### DO THIS
Extract the entries in their exact form.

### EXTRACTED DATA
##############################

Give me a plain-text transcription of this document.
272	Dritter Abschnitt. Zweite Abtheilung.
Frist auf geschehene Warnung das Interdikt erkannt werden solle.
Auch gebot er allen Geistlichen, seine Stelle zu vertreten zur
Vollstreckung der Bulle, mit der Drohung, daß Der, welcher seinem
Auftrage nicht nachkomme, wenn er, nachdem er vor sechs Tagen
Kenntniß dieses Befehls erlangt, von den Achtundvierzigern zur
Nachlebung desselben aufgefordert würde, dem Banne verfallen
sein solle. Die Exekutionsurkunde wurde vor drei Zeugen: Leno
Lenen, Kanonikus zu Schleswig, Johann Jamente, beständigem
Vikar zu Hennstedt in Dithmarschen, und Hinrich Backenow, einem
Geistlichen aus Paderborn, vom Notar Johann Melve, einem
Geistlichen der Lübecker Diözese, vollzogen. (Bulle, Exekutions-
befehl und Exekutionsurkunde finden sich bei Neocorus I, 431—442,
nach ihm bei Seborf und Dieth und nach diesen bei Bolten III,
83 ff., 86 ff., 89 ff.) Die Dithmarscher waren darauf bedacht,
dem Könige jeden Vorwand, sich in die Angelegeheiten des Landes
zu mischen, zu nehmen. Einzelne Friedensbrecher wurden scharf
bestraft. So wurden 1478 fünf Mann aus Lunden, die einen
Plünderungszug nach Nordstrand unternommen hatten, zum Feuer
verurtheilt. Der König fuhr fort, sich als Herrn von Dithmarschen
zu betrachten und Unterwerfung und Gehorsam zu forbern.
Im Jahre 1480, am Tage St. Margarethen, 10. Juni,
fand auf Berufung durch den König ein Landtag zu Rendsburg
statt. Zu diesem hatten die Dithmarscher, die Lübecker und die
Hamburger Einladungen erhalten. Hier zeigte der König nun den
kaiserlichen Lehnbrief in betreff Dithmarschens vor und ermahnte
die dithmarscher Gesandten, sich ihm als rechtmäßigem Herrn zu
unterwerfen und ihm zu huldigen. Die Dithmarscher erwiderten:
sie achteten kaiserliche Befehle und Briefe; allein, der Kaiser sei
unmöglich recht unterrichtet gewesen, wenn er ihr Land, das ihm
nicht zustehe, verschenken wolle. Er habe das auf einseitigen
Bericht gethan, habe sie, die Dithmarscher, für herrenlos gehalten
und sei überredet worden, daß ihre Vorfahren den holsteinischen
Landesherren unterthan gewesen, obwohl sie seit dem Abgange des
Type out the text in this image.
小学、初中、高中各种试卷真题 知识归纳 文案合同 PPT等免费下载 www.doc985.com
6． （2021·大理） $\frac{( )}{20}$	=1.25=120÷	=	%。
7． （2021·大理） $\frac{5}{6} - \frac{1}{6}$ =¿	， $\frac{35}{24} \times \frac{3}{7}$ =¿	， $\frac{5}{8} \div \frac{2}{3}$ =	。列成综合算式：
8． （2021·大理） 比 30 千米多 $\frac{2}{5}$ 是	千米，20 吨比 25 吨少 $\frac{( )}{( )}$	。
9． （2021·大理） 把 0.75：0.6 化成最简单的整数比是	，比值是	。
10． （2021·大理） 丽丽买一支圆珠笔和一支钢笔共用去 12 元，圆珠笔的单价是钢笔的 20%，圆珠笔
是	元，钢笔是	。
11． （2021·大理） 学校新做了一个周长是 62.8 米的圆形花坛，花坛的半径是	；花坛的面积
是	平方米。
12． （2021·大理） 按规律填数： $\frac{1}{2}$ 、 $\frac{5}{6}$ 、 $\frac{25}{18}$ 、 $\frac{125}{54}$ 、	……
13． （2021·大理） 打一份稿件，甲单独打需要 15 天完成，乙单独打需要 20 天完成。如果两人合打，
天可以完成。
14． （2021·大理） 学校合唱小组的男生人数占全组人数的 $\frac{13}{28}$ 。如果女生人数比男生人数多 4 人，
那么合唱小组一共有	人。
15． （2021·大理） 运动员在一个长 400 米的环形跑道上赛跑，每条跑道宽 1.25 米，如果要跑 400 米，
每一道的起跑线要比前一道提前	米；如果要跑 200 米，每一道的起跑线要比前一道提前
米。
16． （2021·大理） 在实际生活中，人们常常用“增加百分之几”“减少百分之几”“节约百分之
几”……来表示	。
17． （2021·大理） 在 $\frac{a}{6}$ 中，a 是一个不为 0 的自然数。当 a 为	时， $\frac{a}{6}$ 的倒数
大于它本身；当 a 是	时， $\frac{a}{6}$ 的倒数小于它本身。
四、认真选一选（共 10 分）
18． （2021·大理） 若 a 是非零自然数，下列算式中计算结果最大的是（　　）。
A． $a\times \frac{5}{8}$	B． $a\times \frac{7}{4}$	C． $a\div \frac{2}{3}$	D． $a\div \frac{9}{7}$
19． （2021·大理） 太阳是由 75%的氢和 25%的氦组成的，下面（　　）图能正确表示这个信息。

##############################

### RESULT OF THIS EXERCISE
Give me a plain-text transcription of this document.
272	Dritter Abschnitt. Zweite Abtheilung.
Frist auf geschehene Warnung das Interdikt erkannt werden solle.
Auch gebot er allen Geistlichen, seine Stelle zu vertreten zur
Vollstreckung der Bulle, mit der Drohung, daß Der, welcher seinem
Auftrage nicht nachkomme, wenn er, nachdem er vor sechs Tagen
Kenntniß dieses Befehls erlangt, von den Achtundvierzigern zur
Nachlebung desselben aufgefordert würde, dem Banne verfallen
sein solle. Die Exekutionsurkunde wurde vor drei Zeugen: Leno
Lenen, Kanonikus zu Schleswig, Johann Jamente, beständigem
Vikar zu Hennstedt in Dithmarschen, und Hinrich Backenow, einem
Geistlichen aus Paderborn, vom Notar Johann Melve, einem
Geistlichen der Lübecker Diözese, vollzogen. (Bulle, Exekutions-
befehl und Exekutionsurkunde finden sich bei Neocorus I, 431—442,
nach ihm bei Seborf und Dieth und nach diesen bei Bolten III,
83 ff., 86 ff., 89 ff.) Die Dithmarscher waren darauf bedacht,
dem Könige jeden Vorwand, sich in die Angelegeheiten des Landes
zu mischen, zu nehmen. Einzelne Friedensbrecher wurden scharf
bestraft. So wurden 1478 fünf Mann aus Lunden, die einen
Plünderungszug nach Nordstrand unternommen hatten, zum Feuer
verurtheilt. Der König fuhr fort, sich als Herrn von Dithmarschen
zu betrachten und Unterwerfung und Gehorsam zu forbern.
Im Jahre 1480, am Tage St. Margarethen, 10. Juni,
fand auf Berufung durch den König ein Landtag zu Rendsburg
statt. Zu diesem hatten die Dithmarscher, die Lübecker und die
Hamburger Einladungen erhalten. Hier zeigte der König nun den
kaiserlichen Lehnbrief in betreff Dithmarschens vor und ermahnte
die dithmarscher Gesandten, sich ihm als rechtmäßigem Herrn zu
unterwerfen und ihm zu huldigen. Die Dithmarscher erwiderten:
sie achteten kaiserliche Befehle und Briefe; allein, der Kaiser sei
unmöglich recht unterrichtet gewesen, wenn er ihr Land, das ihm
nicht zustehe, verschenken wolle. Er habe das auf einseitigen
Bericht gethan, habe sie, die Dithmarscher, für herrenlos gehalten
und sei überredet worden, daß ihre Vorfahren den holsteinischen
Landesherren unterthan gewesen, obwohl sie seit dem Abgange des
Type out the text in this image.
小学、初中、高中各种试卷真题 知识归纳 文案合同 PPT等免费下载 www.doc985.com
6． （2021·大理） $\frac{( )}{20}$	=1.25=120÷	=	%。
7． （2021·大理） $\frac{5}{6} - \frac{1}{6}$ =¿	， $\frac{35}{24} \times \frac{3}{7}$ =¿	， $\frac{5}{8} \div \frac{2}{3}$ =	。列成综合算式：
8． （2021·大理） 比 30 千米多 $\frac{2}{5}$ 是	千米，20 吨比 25 吨少 $\frac{( )}{( )}$	。
9． （2021·大理） 把 0.75：0.6 化成最简单的整数比是	，比值是	。
10． （2021·大理） 丽丽买一支圆珠笔和一支钢笔共用去 12 元，圆珠笔的单价是钢笔的 20%，圆珠笔
是	元，钢笔是	。
11． （2021·大理） 学校新做了一个周长是 62.8 米的圆形花坛，花坛的半径是	；花坛的面积
是	平方米。
12． （2021·大理） 按规律填数： $\frac{1}{2}$ 、 $\frac{5}{6}$ 、 $\frac{25}{18}$ 、 $\frac{125}{54}$ 、	……
13． （2021·大理） 打一份稿件，甲单独打需要 15 天完成，乙单独打需要 20 天完成。如果两人合打，
天可以完成。
14． （2021·大理） 学校合唱小组的男生人数占全组人数的 $\frac{13}{28}$ 。如果女生人数比男生人数多 4 人，
那么合唱小组一共有	人。
15． （2021·大理） 运动员在一个长 400 米的环形跑道上赛跑，每条跑道宽 1.25 米，如果要跑 400 米，
每一道的起跑线要比前一道提前	米；如果要跑 200 米，每一道的起跑线要比前一道提前
米。
16． （2021·大理） 在实际生活中，人们常常用“增加百分之几”“减少百分之几”“节约百分之
几”……来表示	。
17． （2021·大理） 在 $\frac{a}{6}$ 中，a 是一个不为 0 的自然数。当 a 为	时， $\frac{a}{6}$ 的倒数
大于它本身；当 a 是	时， $\frac{a}{6}$ 的倒数小于它本身。
四、认真选一选（共 10 分）
18． （2021·大理） 若 a 是非零自然数，下列算式中计算结果最大的是（　　）。
A． $a\times \frac{5}{8}$	B． $a\times \frac{7}{4}$	C． $a\div \frac{2}{3}$	D． $a\div \frac{9}{7}$
19． （2021·大理） 太阳是由 75%的氢和 25%的氦组成的，下面（　　）图能正确表示这个信息。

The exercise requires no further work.